- Given request
Collect every line that includes the string "load".

*** The data ***

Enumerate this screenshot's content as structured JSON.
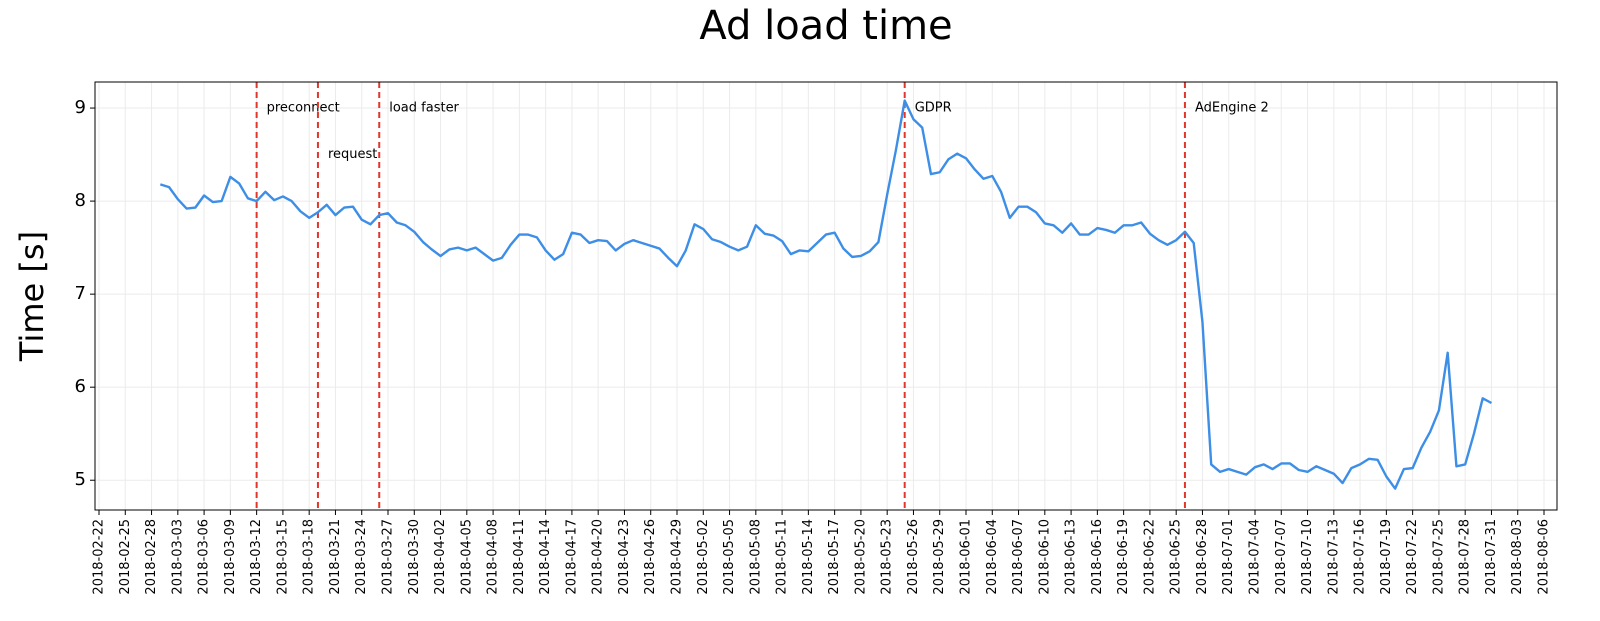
{
  "chart_data": {
    "type": "line",
    "title": "Ad load time",
    "ylabel": "Time [s]",
    "color": "#3d8ee6",
    "grid": true,
    "xlim": [
      "2018-02-22",
      "2018-08-06"
    ],
    "ylim": [
      4.68,
      9.28
    ],
    "yticks": [
      5,
      6,
      7,
      8,
      9
    ],
    "xticks": [
      "2018-02-22",
      "2018-02-25",
      "2018-02-28",
      "2018-03-03",
      "2018-03-06",
      "2018-03-09",
      "2018-03-12",
      "2018-03-15",
      "2018-03-18",
      "2018-03-21",
      "2018-03-24",
      "2018-03-27",
      "2018-03-30",
      "2018-04-02",
      "2018-04-05",
      "2018-04-08",
      "2018-04-11",
      "2018-04-14",
      "2018-04-17",
      "2018-04-20",
      "2018-04-23",
      "2018-04-26",
      "2018-04-29",
      "2018-05-02",
      "2018-05-05",
      "2018-05-08",
      "2018-05-11",
      "2018-05-14",
      "2018-05-17",
      "2018-05-20",
      "2018-05-23",
      "2018-05-26",
      "2018-05-29",
      "2018-06-01",
      "2018-06-04",
      "2018-06-07",
      "2018-06-10",
      "2018-06-13",
      "2018-06-16",
      "2018-06-19",
      "2018-06-22",
      "2018-06-25",
      "2018-06-28",
      "2018-07-01",
      "2018-07-04",
      "2018-07-07",
      "2018-07-10",
      "2018-07-13",
      "2018-07-16",
      "2018-07-19",
      "2018-07-22",
      "2018-07-25",
      "2018-07-28",
      "2018-07-31",
      "2018-08-03",
      "2018-08-06"
    ],
    "annotations": [
      {
        "x": "2018-03-12",
        "y": 9,
        "label": "preconnect"
      },
      {
        "x": "2018-03-19",
        "y": 8.5,
        "label": "request"
      },
      {
        "x": "2018-03-26",
        "y": 9,
        "label": "load faster"
      },
      {
        "x": "2018-05-25",
        "y": 9,
        "label": "GDPR"
      },
      {
        "x": "2018-06-26",
        "y": 9,
        "label": "AdEngine 2"
      }
    ],
    "annotation_color": "#e0362c",
    "x": [
      "2018-03-01",
      "2018-03-02",
      "2018-03-03",
      "2018-03-04",
      "2018-03-05",
      "2018-03-06",
      "2018-03-07",
      "2018-03-08",
      "2018-03-09",
      "2018-03-10",
      "2018-03-11",
      "2018-03-12",
      "2018-03-13",
      "2018-03-14",
      "2018-03-15",
      "2018-03-16",
      "2018-03-17",
      "2018-03-18",
      "2018-03-19",
      "2018-03-20",
      "2018-03-21",
      "2018-03-22",
      "2018-03-23",
      "2018-03-24",
      "2018-03-25",
      "2018-03-26",
      "2018-03-27",
      "2018-03-28",
      "2018-03-29",
      "2018-03-30",
      "2018-03-31",
      "2018-04-01",
      "2018-04-02",
      "2018-04-03",
      "2018-04-04",
      "2018-04-05",
      "2018-04-06",
      "2018-04-07",
      "2018-04-08",
      "2018-04-09",
      "2018-04-10",
      "2018-04-11",
      "2018-04-12",
      "2018-04-13",
      "2018-04-14",
      "2018-04-15",
      "2018-04-16",
      "2018-04-17",
      "2018-04-18",
      "2018-04-19",
      "2018-04-20",
      "2018-04-21",
      "2018-04-22",
      "2018-04-23",
      "2018-04-24",
      "2018-04-25",
      "2018-04-26",
      "2018-04-27",
      "2018-04-28",
      "2018-04-29",
      "2018-04-30",
      "2018-05-01",
      "2018-05-02",
      "2018-05-03",
      "2018-05-04",
      "2018-05-05",
      "2018-05-06",
      "2018-05-07",
      "2018-05-08",
      "2018-05-09",
      "2018-05-10",
      "2018-05-11",
      "2018-05-12",
      "2018-05-13",
      "2018-05-14",
      "2018-05-15",
      "2018-05-16",
      "2018-05-17",
      "2018-05-18",
      "2018-05-19",
      "2018-05-20",
      "2018-05-21",
      "2018-05-22",
      "2018-05-23",
      "2018-05-24",
      "2018-05-25",
      "2018-05-26",
      "2018-05-27",
      "2018-05-28",
      "2018-05-29",
      "2018-05-30",
      "2018-05-31",
      "2018-06-01",
      "2018-06-02",
      "2018-06-03",
      "2018-06-04",
      "2018-06-05",
      "2018-06-06",
      "2018-06-07",
      "2018-06-08",
      "2018-06-09",
      "2018-06-10",
      "2018-06-11",
      "2018-06-12",
      "2018-06-13",
      "2018-06-14",
      "2018-06-15",
      "2018-06-16",
      "2018-06-17",
      "2018-06-18",
      "2018-06-19",
      "2018-06-20",
      "2018-06-21",
      "2018-06-22",
      "2018-06-23",
      "2018-06-24",
      "2018-06-25",
      "2018-06-26",
      "2018-06-27",
      "2018-06-28",
      "2018-06-29",
      "2018-06-30",
      "2018-07-01",
      "2018-07-02",
      "2018-07-03",
      "2018-07-04",
      "2018-07-05",
      "2018-07-06",
      "2018-07-07",
      "2018-07-08",
      "2018-07-09",
      "2018-07-10",
      "2018-07-11",
      "2018-07-12",
      "2018-07-13",
      "2018-07-14",
      "2018-07-15",
      "2018-07-16",
      "2018-07-17",
      "2018-07-18",
      "2018-07-19",
      "2018-07-20",
      "2018-07-21",
      "2018-07-22",
      "2018-07-23",
      "2018-07-24",
      "2018-07-25",
      "2018-07-26",
      "2018-07-27",
      "2018-07-28",
      "2018-07-29",
      "2018-07-30",
      "2018-07-31"
    ],
    "values": [
      8.18,
      8.15,
      8.02,
      7.92,
      7.93,
      8.06,
      7.99,
      8.0,
      8.26,
      8.19,
      8.03,
      8.0,
      8.1,
      8.01,
      8.05,
      8.0,
      7.89,
      7.82,
      7.88,
      7.96,
      7.85,
      7.93,
      7.94,
      7.8,
      7.75,
      7.85,
      7.87,
      7.77,
      7.74,
      7.67,
      7.56,
      7.48,
      7.41,
      7.48,
      7.5,
      7.47,
      7.5,
      7.43,
      7.36,
      7.39,
      7.53,
      7.64,
      7.64,
      7.61,
      7.47,
      7.37,
      7.43,
      7.66,
      7.64,
      7.55,
      7.58,
      7.57,
      7.47,
      7.54,
      7.58,
      7.55,
      7.52,
      7.49,
      7.39,
      7.3,
      7.47,
      7.75,
      7.7,
      7.59,
      7.56,
      7.51,
      7.47,
      7.51,
      7.74,
      7.65,
      7.63,
      7.57,
      7.43,
      7.47,
      7.46,
      7.55,
      7.64,
      7.66,
      7.49,
      7.4,
      7.41,
      7.46,
      7.56,
      8.07,
      8.55,
      9.08,
      8.88,
      8.79,
      8.29,
      8.31,
      8.45,
      8.51,
      8.46,
      8.34,
      8.24,
      8.27,
      8.1,
      7.82,
      7.94,
      7.94,
      7.88,
      7.76,
      7.74,
      7.66,
      7.76,
      7.64,
      7.64,
      7.71,
      7.69,
      7.66,
      7.74,
      7.74,
      7.77,
      7.65,
      7.58,
      7.53,
      7.58,
      7.67,
      7.55,
      6.7,
      5.17,
      5.09,
      5.12,
      5.09,
      5.06,
      5.14,
      5.17,
      5.12,
      5.18,
      5.18,
      5.11,
      5.09,
      5.15,
      5.11,
      5.07,
      4.97,
      5.13,
      5.17,
      5.23,
      5.22,
      5.04,
      4.91,
      5.12,
      5.13,
      5.35,
      5.52,
      5.75,
      6.37,
      5.15,
      5.17,
      5.5,
      5.88,
      5.83
    ]
  }
}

***

- Solution to the exercise
    "title": "Ad load time",
        "label": "load faster"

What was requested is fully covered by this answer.